[begin EXTRACTED DATA]
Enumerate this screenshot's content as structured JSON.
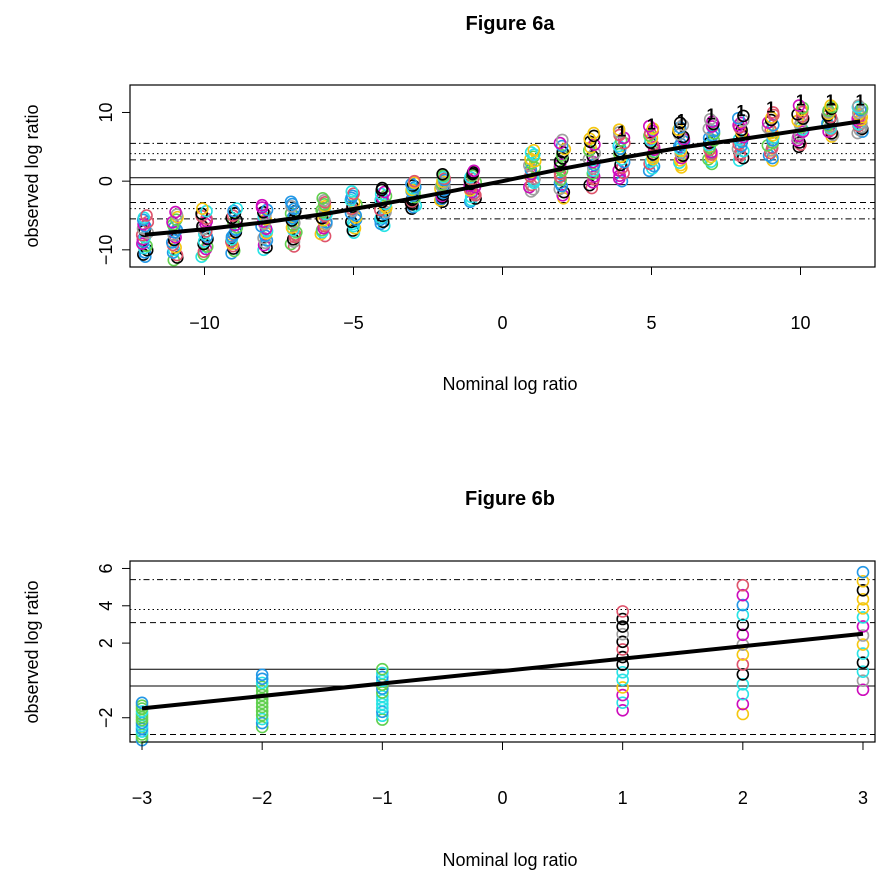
{
  "chart_data": [
    {
      "type": "scatter",
      "title": "Figure 6a",
      "xlabel": "Nominal log ratio",
      "ylabel": "observed log ratio",
      "xlim": [
        -12.5,
        12.5
      ],
      "ylim": [
        -12.5,
        14
      ],
      "xticks": [
        -10,
        -5,
        0,
        5,
        10
      ],
      "xtick_labels": [
        "−10",
        "−5",
        "0",
        "5",
        "10"
      ],
      "yticks": [
        -10,
        0,
        10
      ],
      "ytick_labels": [
        "−10",
        "0",
        "10"
      ],
      "grid": false,
      "colors": [
        "#000000",
        "#df536b",
        "#61d04f",
        "#2297e6",
        "#28e2e5",
        "#cd0bbc",
        "#f5c710",
        "#9e9e9e"
      ],
      "x_levels": [
        -12,
        -11,
        -10,
        -9,
        -8,
        -7,
        -6,
        -5,
        -4,
        -3,
        -2,
        -1,
        1,
        2,
        3,
        4,
        5,
        6,
        7,
        8,
        9,
        10,
        11,
        12
      ],
      "point_ranges": [
        {
          "x": -12,
          "ymin": -11,
          "ymax": -5
        },
        {
          "x": -11,
          "ymin": -11.5,
          "ymax": -4.5
        },
        {
          "x": -10,
          "ymin": -11,
          "ymax": -4
        },
        {
          "x": -9,
          "ymin": -10.5,
          "ymax": -4
        },
        {
          "x": -8,
          "ymin": -10,
          "ymax": -3.5
        },
        {
          "x": -7,
          "ymin": -9.5,
          "ymax": -3
        },
        {
          "x": -6,
          "ymin": -8,
          "ymax": -2.5
        },
        {
          "x": -5,
          "ymin": -7.5,
          "ymax": -1.5
        },
        {
          "x": -4,
          "ymin": -6.5,
          "ymax": -1
        },
        {
          "x": -3,
          "ymin": -4,
          "ymax": 0
        },
        {
          "x": -2,
          "ymin": -3,
          "ymax": 1
        },
        {
          "x": -1,
          "ymin": -3,
          "ymax": 1.5
        },
        {
          "x": 1,
          "ymin": -1.5,
          "ymax": 4.5
        },
        {
          "x": 2,
          "ymin": -2.5,
          "ymax": 6
        },
        {
          "x": 3,
          "ymin": -1,
          "ymax": 7
        },
        {
          "x": 4,
          "ymin": 0,
          "ymax": 7.5
        },
        {
          "x": 5,
          "ymin": 1.5,
          "ymax": 8
        },
        {
          "x": 6,
          "ymin": 2,
          "ymax": 8.5
        },
        {
          "x": 7,
          "ymin": 2.5,
          "ymax": 9
        },
        {
          "x": 8,
          "ymin": 3,
          "ymax": 9.5
        },
        {
          "x": 9,
          "ymin": 3,
          "ymax": 10
        },
        {
          "x": 10,
          "ymin": 5,
          "ymax": 11
        },
        {
          "x": 11,
          "ymin": 6.5,
          "ymax": 11
        },
        {
          "x": 12,
          "ymin": 7,
          "ymax": 11
        }
      ],
      "one_labels": [
        {
          "x": 4,
          "y": 6.5
        },
        {
          "x": 5,
          "y": 7.5
        },
        {
          "x": 6,
          "y": 8.2
        },
        {
          "x": 7,
          "y": 9
        },
        {
          "x": 8,
          "y": 9.5
        },
        {
          "x": 9,
          "y": 10
        },
        {
          "x": 10,
          "y": 11
        },
        {
          "x": 11,
          "y": 11
        },
        {
          "x": 12,
          "y": 11
        }
      ],
      "fit_line": {
        "x": [
          -12,
          -10,
          -8,
          -6,
          -4,
          -2,
          0,
          2,
          4,
          6,
          8,
          10,
          12
        ],
        "y": [
          -7.8,
          -7,
          -6,
          -4.8,
          -3.3,
          -1.7,
          0,
          1.8,
          3.4,
          4.9,
          6.1,
          7.4,
          8.7
        ]
      },
      "hlines": [
        {
          "y": 5.5,
          "style": "dashdot"
        },
        {
          "y": 4,
          "style": "dotted"
        },
        {
          "y": 3.1,
          "style": "dashed"
        },
        {
          "y": 0.5,
          "style": "solid"
        },
        {
          "y": -0.5,
          "style": "solid"
        },
        {
          "y": -3.1,
          "style": "dashed"
        },
        {
          "y": -4,
          "style": "dotted"
        },
        {
          "y": -5.5,
          "style": "dashdot"
        }
      ]
    },
    {
      "type": "scatter",
      "title": "Figure 6b",
      "xlabel": "Nominal log ratio",
      "ylabel": "observed log ratio",
      "xlim": [
        -3.1,
        3.1
      ],
      "ylim": [
        -3.3,
        6.4
      ],
      "xticks": [
        -3,
        -2,
        -1,
        0,
        1,
        2,
        3
      ],
      "xtick_labels": [
        "−3",
        "−2",
        "−1",
        "0",
        "1",
        "2",
        "3"
      ],
      "yticks": [
        -2,
        2,
        4,
        6
      ],
      "ytick_labels": [
        "−2",
        "2",
        "4",
        "6"
      ],
      "grid": false,
      "colors": [
        "#000000",
        "#df536b",
        "#61d04f",
        "#2297e6",
        "#28e2e5",
        "#cd0bbc",
        "#f5c710",
        "#9e9e9e"
      ],
      "point_ranges": [
        {
          "x": -3,
          "ymin": -3.2,
          "ymax": -1.2,
          "colors": [
            "#61d04f",
            "#2297e6",
            "#28e2e5"
          ]
        },
        {
          "x": -2,
          "ymin": -2.5,
          "ymax": 0.3,
          "colors": [
            "#61d04f",
            "#2297e6",
            "#28e2e5"
          ]
        },
        {
          "x": -1,
          "ymin": -2.1,
          "ymax": 0.6,
          "colors": [
            "#61d04f",
            "#2297e6",
            "#28e2e5"
          ]
        },
        {
          "x": 1,
          "ymin": -1.6,
          "ymax": 3.7,
          "colors": [
            "#000000",
            "#df536b",
            "#2297e6",
            "#28e2e5",
            "#cd0bbc",
            "#f5c710",
            "#9e9e9e"
          ]
        },
        {
          "x": 2,
          "ymin": -1.8,
          "ymax": 5.1,
          "colors": [
            "#000000",
            "#df536b",
            "#2297e6",
            "#28e2e5",
            "#cd0bbc",
            "#f5c710",
            "#9e9e9e"
          ]
        },
        {
          "x": 3,
          "ymin": -0.5,
          "ymax": 5.8,
          "colors": [
            "#000000",
            "#df536b",
            "#2297e6",
            "#28e2e5",
            "#cd0bbc",
            "#f5c710",
            "#9e9e9e"
          ]
        }
      ],
      "fit_line": {
        "x": [
          -3,
          3
        ],
        "y": [
          -1.5,
          2.5
        ]
      },
      "hlines": [
        {
          "y": 5.4,
          "style": "dashdot"
        },
        {
          "y": 3.8,
          "style": "dotted"
        },
        {
          "y": 3.1,
          "style": "dashed"
        },
        {
          "y": 0.6,
          "style": "solid"
        },
        {
          "y": -0.3,
          "style": "solid"
        },
        {
          "y": -2.9,
          "style": "dashed"
        }
      ]
    }
  ]
}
[end EXTRACTED DATA]
= WHAT YOU NEED TO DO =
Transcribe all the records above word for word, without their images.

= TASK ANSWER =
Enumerate this screenshot's content as structured JSON.
{
  "chart_data": [
    {
      "type": "scatter",
      "title": "Figure 6a",
      "xlabel": "Nominal log ratio",
      "ylabel": "observed log ratio",
      "xlim": [
        -12.5,
        12.5
      ],
      "ylim": [
        -12.5,
        14
      ],
      "xticks": [
        -10,
        -5,
        0,
        5,
        10
      ],
      "xtick_labels": [
        "−10",
        "−5",
        "0",
        "5",
        "10"
      ],
      "yticks": [
        -10,
        0,
        10
      ],
      "ytick_labels": [
        "−10",
        "0",
        "10"
      ],
      "grid": false,
      "colors": [
        "#000000",
        "#df536b",
        "#61d04f",
        "#2297e6",
        "#28e2e5",
        "#cd0bbc",
        "#f5c710",
        "#9e9e9e"
      ],
      "x_levels": [
        -12,
        -11,
        -10,
        -9,
        -8,
        -7,
        -6,
        -5,
        -4,
        -3,
        -2,
        -1,
        1,
        2,
        3,
        4,
        5,
        6,
        7,
        8,
        9,
        10,
        11,
        12
      ],
      "point_ranges": [
        {
          "x": -12,
          "ymin": -11,
          "ymax": -5
        },
        {
          "x": -11,
          "ymin": -11.5,
          "ymax": -4.5
        },
        {
          "x": -10,
          "ymin": -11,
          "ymax": -4
        },
        {
          "x": -9,
          "ymin": -10.5,
          "ymax": -4
        },
        {
          "x": -8,
          "ymin": -10,
          "ymax": -3.5
        },
        {
          "x": -7,
          "ymin": -9.5,
          "ymax": -3
        },
        {
          "x": -6,
          "ymin": -8,
          "ymax": -2.5
        },
        {
          "x": -5,
          "ymin": -7.5,
          "ymax": -1.5
        },
        {
          "x": -4,
          "ymin": -6.5,
          "ymax": -1
        },
        {
          "x": -3,
          "ymin": -4,
          "ymax": 0
        },
        {
          "x": -2,
          "ymin": -3,
          "ymax": 1
        },
        {
          "x": -1,
          "ymin": -3,
          "ymax": 1.5
        },
        {
          "x": 1,
          "ymin": -1.5,
          "ymax": 4.5
        },
        {
          "x": 2,
          "ymin": -2.5,
          "ymax": 6
        },
        {
          "x": 3,
          "ymin": -1,
          "ymax": 7
        },
        {
          "x": 4,
          "ymin": 0,
          "ymax": 7.5
        },
        {
          "x": 5,
          "ymin": 1.5,
          "ymax": 8
        },
        {
          "x": 6,
          "ymin": 2,
          "ymax": 8.5
        },
        {
          "x": 7,
          "ymin": 2.5,
          "ymax": 9
        },
        {
          "x": 8,
          "ymin": 3,
          "ymax": 9.5
        },
        {
          "x": 9,
          "ymin": 3,
          "ymax": 10
        },
        {
          "x": 10,
          "ymin": 5,
          "ymax": 11
        },
        {
          "x": 11,
          "ymin": 6.5,
          "ymax": 11
        },
        {
          "x": 12,
          "ymin": 7,
          "ymax": 11
        }
      ],
      "one_labels": [
        {
          "x": 4,
          "y": 6.5
        },
        {
          "x": 5,
          "y": 7.5
        },
        {
          "x": 6,
          "y": 8.2
        },
        {
          "x": 7,
          "y": 9
        },
        {
          "x": 8,
          "y": 9.5
        },
        {
          "x": 9,
          "y": 10
        },
        {
          "x": 10,
          "y": 11
        },
        {
          "x": 11,
          "y": 11
        },
        {
          "x": 12,
          "y": 11
        }
      ],
      "fit_line": {
        "x": [
          -12,
          -10,
          -8,
          -6,
          -4,
          -2,
          0,
          2,
          4,
          6,
          8,
          10,
          12
        ],
        "y": [
          -7.8,
          -7,
          -6,
          -4.8,
          -3.3,
          -1.7,
          0,
          1.8,
          3.4,
          4.9,
          6.1,
          7.4,
          8.7
        ]
      },
      "hlines": [
        {
          "y": 5.5,
          "style": "dashdot"
        },
        {
          "y": 4,
          "style": "dotted"
        },
        {
          "y": 3.1,
          "style": "dashed"
        },
        {
          "y": 0.5,
          "style": "solid"
        },
        {
          "y": -0.5,
          "style": "solid"
        },
        {
          "y": -3.1,
          "style": "dashed"
        },
        {
          "y": -4,
          "style": "dotted"
        },
        {
          "y": -5.5,
          "style": "dashdot"
        }
      ]
    },
    {
      "type": "scatter",
      "title": "Figure 6b",
      "xlabel": "Nominal log ratio",
      "ylabel": "observed log ratio",
      "xlim": [
        -3.1,
        3.1
      ],
      "ylim": [
        -3.3,
        6.4
      ],
      "xticks": [
        -3,
        -2,
        -1,
        0,
        1,
        2,
        3
      ],
      "xtick_labels": [
        "−3",
        "−2",
        "−1",
        "0",
        "1",
        "2",
        "3"
      ],
      "yticks": [
        -2,
        2,
        4,
        6
      ],
      "ytick_labels": [
        "−2",
        "2",
        "4",
        "6"
      ],
      "grid": false,
      "colors": [
        "#000000",
        "#df536b",
        "#61d04f",
        "#2297e6",
        "#28e2e5",
        "#cd0bbc",
        "#f5c710",
        "#9e9e9e"
      ],
      "point_ranges": [
        {
          "x": -3,
          "ymin": -3.2,
          "ymax": -1.2,
          "colors": [
            "#61d04f",
            "#2297e6",
            "#28e2e5"
          ]
        },
        {
          "x": -2,
          "ymin": -2.5,
          "ymax": 0.3,
          "colors": [
            "#61d04f",
            "#2297e6",
            "#28e2e5"
          ]
        },
        {
          "x": -1,
          "ymin": -2.1,
          "ymax": 0.6,
          "colors": [
            "#61d04f",
            "#2297e6",
            "#28e2e5"
          ]
        },
        {
          "x": 1,
          "ymin": -1.6,
          "ymax": 3.7,
          "colors": [
            "#000000",
            "#df536b",
            "#2297e6",
            "#28e2e5",
            "#cd0bbc",
            "#f5c710",
            "#9e9e9e"
          ]
        },
        {
          "x": 2,
          "ymin": -1.8,
          "ymax": 5.1,
          "colors": [
            "#000000",
            "#df536b",
            "#2297e6",
            "#28e2e5",
            "#cd0bbc",
            "#f5c710",
            "#9e9e9e"
          ]
        },
        {
          "x": 3,
          "ymin": -0.5,
          "ymax": 5.8,
          "colors": [
            "#000000",
            "#df536b",
            "#2297e6",
            "#28e2e5",
            "#cd0bbc",
            "#f5c710",
            "#9e9e9e"
          ]
        }
      ],
      "fit_line": {
        "x": [
          -3,
          3
        ],
        "y": [
          -1.5,
          2.5
        ]
      },
      "hlines": [
        {
          "y": 5.4,
          "style": "dashdot"
        },
        {
          "y": 3.8,
          "style": "dotted"
        },
        {
          "y": 3.1,
          "style": "dashed"
        },
        {
          "y": 0.6,
          "style": "solid"
        },
        {
          "y": -0.3,
          "style": "solid"
        },
        {
          "y": -2.9,
          "style": "dashed"
        }
      ]
    }
  ]
}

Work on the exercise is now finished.